## Start Supplied data

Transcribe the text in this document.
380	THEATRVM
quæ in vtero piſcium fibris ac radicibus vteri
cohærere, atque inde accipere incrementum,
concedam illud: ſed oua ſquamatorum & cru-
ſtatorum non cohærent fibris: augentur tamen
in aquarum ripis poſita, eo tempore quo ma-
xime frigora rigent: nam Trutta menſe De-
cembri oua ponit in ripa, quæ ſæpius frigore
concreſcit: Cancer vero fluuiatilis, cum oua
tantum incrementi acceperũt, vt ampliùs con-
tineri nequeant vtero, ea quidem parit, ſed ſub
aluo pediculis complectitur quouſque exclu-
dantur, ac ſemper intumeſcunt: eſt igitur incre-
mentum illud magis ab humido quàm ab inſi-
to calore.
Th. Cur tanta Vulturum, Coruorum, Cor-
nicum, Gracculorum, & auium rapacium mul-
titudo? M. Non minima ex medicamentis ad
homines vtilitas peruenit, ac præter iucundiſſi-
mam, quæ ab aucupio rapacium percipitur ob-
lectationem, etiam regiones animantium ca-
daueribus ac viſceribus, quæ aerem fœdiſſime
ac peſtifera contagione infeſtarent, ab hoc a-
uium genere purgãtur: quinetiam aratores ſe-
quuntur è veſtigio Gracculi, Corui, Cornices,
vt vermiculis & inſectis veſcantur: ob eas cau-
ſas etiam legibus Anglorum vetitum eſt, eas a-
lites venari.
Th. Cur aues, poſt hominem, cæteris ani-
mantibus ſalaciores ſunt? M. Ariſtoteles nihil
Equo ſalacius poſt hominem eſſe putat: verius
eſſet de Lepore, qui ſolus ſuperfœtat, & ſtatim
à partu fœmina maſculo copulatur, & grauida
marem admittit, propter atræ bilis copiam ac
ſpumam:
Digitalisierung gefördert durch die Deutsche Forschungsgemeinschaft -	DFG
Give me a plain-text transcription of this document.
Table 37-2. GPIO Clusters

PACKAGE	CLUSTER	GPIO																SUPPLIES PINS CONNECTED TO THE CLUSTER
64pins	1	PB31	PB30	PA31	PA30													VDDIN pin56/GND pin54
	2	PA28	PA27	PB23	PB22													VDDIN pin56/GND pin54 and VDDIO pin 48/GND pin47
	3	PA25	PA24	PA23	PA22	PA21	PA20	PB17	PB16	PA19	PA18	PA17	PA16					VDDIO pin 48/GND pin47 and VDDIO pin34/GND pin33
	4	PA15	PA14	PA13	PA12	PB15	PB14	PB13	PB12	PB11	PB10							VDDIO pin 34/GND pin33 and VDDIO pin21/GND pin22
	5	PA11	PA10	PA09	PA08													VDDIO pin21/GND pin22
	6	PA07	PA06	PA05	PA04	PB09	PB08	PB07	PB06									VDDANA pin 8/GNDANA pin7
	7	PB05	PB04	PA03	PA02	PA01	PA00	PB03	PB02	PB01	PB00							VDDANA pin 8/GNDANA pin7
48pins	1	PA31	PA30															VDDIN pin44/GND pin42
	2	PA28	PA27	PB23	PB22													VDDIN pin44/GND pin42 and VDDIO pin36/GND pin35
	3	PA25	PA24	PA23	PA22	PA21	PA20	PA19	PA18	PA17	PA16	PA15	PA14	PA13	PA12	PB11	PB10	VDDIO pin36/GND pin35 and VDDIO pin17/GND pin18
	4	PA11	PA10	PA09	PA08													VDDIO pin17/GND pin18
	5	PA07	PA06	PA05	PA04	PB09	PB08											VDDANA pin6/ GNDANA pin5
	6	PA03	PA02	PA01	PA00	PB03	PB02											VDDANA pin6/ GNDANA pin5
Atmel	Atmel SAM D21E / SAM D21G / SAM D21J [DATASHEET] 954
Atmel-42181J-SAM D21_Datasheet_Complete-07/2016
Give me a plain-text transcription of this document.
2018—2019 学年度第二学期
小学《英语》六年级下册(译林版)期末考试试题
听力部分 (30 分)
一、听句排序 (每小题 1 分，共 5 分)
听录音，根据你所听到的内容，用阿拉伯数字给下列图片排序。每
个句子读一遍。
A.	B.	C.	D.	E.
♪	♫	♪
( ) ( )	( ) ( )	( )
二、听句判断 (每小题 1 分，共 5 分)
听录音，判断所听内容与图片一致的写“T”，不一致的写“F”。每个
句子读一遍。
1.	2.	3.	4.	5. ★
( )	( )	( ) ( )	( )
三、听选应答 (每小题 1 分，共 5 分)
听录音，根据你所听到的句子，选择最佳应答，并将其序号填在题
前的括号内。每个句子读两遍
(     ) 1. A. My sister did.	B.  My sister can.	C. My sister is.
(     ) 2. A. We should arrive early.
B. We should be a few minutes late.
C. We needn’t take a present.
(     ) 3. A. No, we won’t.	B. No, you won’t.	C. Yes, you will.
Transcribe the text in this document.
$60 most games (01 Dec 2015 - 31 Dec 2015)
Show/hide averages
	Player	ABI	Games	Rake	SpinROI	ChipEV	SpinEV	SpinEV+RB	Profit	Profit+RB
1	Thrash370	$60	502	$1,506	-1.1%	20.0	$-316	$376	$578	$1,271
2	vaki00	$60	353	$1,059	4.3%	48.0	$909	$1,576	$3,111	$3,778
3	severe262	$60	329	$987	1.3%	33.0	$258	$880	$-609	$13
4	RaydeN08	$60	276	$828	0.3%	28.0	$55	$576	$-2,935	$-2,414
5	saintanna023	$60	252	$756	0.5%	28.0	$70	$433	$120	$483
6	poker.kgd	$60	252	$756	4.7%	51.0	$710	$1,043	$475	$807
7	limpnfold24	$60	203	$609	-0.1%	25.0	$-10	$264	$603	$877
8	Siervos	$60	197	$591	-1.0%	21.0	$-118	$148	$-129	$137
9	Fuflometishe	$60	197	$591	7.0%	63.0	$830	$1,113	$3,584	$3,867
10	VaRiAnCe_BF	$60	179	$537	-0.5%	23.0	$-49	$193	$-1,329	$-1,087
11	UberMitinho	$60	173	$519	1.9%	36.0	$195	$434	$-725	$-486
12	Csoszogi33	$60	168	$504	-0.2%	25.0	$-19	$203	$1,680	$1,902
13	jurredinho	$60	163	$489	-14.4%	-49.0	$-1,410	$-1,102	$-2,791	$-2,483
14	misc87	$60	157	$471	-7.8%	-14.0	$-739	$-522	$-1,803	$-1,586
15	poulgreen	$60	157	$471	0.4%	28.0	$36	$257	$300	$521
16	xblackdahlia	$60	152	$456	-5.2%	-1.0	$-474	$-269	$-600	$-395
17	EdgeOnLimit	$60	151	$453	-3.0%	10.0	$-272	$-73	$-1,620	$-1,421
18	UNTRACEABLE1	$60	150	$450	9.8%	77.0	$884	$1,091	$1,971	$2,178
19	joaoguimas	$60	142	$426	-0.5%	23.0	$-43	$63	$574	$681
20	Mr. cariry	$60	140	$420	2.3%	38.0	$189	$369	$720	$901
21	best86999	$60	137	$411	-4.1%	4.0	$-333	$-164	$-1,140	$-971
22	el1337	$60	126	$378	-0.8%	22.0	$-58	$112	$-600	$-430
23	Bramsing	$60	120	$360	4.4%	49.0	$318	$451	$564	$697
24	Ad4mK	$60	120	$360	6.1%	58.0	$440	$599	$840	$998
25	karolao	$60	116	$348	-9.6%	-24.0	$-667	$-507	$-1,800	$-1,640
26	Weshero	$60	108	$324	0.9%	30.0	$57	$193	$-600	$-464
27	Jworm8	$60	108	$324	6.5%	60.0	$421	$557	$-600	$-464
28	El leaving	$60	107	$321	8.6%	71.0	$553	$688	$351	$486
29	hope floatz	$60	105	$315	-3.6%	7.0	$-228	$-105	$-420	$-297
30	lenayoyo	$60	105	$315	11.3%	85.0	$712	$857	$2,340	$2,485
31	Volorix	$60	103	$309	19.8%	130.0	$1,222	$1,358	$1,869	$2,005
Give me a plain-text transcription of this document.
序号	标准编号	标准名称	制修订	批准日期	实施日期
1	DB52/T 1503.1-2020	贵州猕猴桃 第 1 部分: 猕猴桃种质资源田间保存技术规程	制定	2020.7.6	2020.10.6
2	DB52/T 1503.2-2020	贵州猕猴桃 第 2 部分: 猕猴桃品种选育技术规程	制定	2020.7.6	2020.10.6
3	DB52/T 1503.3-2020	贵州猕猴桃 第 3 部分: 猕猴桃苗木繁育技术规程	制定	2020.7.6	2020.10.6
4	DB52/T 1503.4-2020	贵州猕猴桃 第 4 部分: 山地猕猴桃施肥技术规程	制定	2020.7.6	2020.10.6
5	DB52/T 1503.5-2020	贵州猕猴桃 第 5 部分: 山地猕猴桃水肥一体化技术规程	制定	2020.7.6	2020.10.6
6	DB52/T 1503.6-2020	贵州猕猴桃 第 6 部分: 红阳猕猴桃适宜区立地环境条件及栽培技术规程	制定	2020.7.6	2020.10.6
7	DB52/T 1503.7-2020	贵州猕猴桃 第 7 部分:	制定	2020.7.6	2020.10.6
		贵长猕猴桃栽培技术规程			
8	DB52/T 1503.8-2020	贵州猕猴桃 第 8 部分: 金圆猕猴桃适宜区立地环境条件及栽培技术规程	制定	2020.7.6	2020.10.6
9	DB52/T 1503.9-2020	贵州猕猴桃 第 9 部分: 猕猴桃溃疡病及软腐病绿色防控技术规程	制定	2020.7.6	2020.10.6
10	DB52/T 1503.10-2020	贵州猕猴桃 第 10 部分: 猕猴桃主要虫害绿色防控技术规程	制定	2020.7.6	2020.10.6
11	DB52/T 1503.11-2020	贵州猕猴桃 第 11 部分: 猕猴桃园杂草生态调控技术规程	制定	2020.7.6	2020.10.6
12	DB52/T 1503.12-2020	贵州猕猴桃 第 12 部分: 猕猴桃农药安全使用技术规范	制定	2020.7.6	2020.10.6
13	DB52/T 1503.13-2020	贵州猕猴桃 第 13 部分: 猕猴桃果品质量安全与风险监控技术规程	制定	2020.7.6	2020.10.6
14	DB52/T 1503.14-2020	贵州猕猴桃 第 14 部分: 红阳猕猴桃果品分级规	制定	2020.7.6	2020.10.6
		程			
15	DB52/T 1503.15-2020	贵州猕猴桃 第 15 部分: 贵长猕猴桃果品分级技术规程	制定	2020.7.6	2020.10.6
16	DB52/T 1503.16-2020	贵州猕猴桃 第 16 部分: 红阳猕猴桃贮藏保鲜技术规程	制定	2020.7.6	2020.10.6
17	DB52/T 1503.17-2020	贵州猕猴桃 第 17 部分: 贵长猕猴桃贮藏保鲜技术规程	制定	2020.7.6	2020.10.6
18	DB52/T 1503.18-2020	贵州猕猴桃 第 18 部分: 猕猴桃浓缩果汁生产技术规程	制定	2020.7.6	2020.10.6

## End Supplied data

**What you are asked to do**
Within the records above, how many lines include the word "vtero"? State the number by itself.

**Complete output**
2